START Input data

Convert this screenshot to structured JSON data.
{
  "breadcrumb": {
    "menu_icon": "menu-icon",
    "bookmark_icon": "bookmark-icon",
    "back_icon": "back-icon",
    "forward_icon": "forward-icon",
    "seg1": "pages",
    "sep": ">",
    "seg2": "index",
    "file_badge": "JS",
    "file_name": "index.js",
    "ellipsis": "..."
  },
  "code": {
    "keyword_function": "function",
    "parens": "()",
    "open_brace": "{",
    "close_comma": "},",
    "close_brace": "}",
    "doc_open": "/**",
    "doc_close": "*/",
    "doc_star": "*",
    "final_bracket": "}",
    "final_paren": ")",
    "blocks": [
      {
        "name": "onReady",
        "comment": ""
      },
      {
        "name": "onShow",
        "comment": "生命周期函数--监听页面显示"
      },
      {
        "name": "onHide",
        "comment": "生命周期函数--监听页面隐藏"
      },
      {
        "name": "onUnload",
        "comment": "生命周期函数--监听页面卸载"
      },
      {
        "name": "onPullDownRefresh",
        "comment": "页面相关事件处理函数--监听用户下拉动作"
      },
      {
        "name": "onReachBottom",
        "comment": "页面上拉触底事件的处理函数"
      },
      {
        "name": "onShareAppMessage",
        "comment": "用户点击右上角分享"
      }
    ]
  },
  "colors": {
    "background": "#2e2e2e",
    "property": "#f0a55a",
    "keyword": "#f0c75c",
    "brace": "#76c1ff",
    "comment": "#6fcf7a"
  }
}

END Input data

§ **Problem**:
Using the material above, print every entry exactly as written.

§ **The solution**:
Convert this screenshot to structured JSON data.
{
  "breadcrumb": {
    "menu_icon": "menu-icon",
    "bookmark_icon": "bookmark-icon",
    "back_icon": "back-icon",
    "forward_icon": "forward-icon",
    "seg1": "pages",
    "sep": ">",
    "seg2": "index",
    "file_badge": "JS",
    "file_name": "index.js",
    "ellipsis": "..."
  },
  "code": {
    "keyword_function": "function",
    "parens": "()",
    "open_brace": "{",
    "close_comma": "},",
    "close_brace": "}",
    "doc_open": "/**",
    "doc_close": "*/",
    "doc_star": "*",
    "final_bracket": "}",
    "final_paren": ")",
    "blocks": [
      {
        "name": "onReady",
        "comment": ""
      },
      {
        "name": "onShow",
        "comment": "生命周期函数--监听页面显示"
      },
      {
        "name": "onHide",
        "comment": "生命周期函数--监听页面隐藏"
      },
      {
        "name": "onUnload",
        "comment": "生命周期函数--监听页面卸载"
      },
      {
        "name": "onPullDownRefresh",
        "comment": "页面相关事件处理函数--监听用户下拉动作"
      },
      {
        "name": "onReachBottom",
        "comment": "页面上拉触底事件的处理函数"
      },
      {
        "name": "onShareAppMessage",
        "comment": "用户点击右上角分享"
      }
    ]
  },
  "colors": {
    "background": "#2e2e2e",
    "property": "#f0a55a",
    "keyword": "#f0c75c",
    "brace": "#76c1ff",
    "comment": "#6fcf7a"
  }
}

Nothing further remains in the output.